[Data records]
------------------------------------------------

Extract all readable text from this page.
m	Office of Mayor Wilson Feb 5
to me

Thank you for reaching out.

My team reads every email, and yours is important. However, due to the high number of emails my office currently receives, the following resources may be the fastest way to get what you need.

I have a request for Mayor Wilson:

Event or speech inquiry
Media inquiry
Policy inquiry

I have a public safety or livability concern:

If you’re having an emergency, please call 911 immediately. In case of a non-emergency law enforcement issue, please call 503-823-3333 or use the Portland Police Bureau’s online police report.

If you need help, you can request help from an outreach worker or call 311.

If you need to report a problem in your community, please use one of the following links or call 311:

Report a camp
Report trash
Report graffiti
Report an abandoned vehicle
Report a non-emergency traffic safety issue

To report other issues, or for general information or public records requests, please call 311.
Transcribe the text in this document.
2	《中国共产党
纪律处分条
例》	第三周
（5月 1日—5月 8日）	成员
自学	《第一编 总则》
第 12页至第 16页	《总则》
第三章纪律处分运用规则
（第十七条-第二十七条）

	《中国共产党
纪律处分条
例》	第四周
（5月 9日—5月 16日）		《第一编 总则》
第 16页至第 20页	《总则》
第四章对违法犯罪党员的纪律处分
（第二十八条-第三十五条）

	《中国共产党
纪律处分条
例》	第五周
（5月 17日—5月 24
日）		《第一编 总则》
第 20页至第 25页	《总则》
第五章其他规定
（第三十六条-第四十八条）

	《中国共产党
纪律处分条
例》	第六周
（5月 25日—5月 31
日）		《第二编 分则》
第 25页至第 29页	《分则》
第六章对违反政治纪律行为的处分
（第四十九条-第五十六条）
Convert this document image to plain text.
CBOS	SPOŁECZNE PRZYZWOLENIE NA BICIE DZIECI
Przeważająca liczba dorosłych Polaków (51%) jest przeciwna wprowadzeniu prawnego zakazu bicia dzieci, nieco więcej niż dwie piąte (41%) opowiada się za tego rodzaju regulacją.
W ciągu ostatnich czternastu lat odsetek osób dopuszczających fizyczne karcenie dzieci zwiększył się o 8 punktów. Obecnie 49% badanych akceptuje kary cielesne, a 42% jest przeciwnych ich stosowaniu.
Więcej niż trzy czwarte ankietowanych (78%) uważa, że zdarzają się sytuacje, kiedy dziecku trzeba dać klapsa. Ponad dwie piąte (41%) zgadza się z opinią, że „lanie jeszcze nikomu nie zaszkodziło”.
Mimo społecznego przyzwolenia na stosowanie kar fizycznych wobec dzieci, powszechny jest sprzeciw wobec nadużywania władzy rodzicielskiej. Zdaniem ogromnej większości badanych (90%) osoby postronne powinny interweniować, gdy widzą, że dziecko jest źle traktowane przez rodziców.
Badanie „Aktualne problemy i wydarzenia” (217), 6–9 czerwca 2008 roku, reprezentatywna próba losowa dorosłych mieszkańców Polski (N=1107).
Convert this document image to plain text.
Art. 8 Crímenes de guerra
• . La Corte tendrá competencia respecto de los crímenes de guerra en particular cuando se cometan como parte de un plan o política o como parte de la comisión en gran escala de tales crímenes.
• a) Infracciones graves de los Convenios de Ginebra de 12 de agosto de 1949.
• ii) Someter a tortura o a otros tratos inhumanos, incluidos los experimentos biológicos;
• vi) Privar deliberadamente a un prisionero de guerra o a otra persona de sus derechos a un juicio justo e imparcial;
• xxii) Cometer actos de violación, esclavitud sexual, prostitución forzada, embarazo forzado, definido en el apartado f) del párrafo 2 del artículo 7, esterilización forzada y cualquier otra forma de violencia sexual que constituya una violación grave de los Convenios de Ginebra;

------------------------------------------------

_Short task_:
Pick each line holding the word "jest" out of the data and copy it.

_Written answer_:
Przeważająca liczba dorosłych Polaków (51%) jest przeciwna wprowadzeniu prawnego zakazu bicia dzieci, nieco więcej niż dwie piąte (41%) opowiada się za tego rodzaju regulacją.
W ciągu ostatnich czternastu lat odsetek osób dopuszczających fizyczne karcenie dzieci zwiększył się o 8 punktów. Obecnie 49% badanych akceptuje kary cielesne, a 42% jest przeciwnych ich stosowaniu.
Mimo społecznego przyzwolenia na stosowanie kar fizycznych wobec dzieci, powszechny jest sprzeciw wobec nadużywania władzy rodzicielskiej. Zdaniem ogromnej większości badanych (90%) osoby postronne powinny interweniować, gdy widzą, że dziecko jest źle traktowane przez rodziców.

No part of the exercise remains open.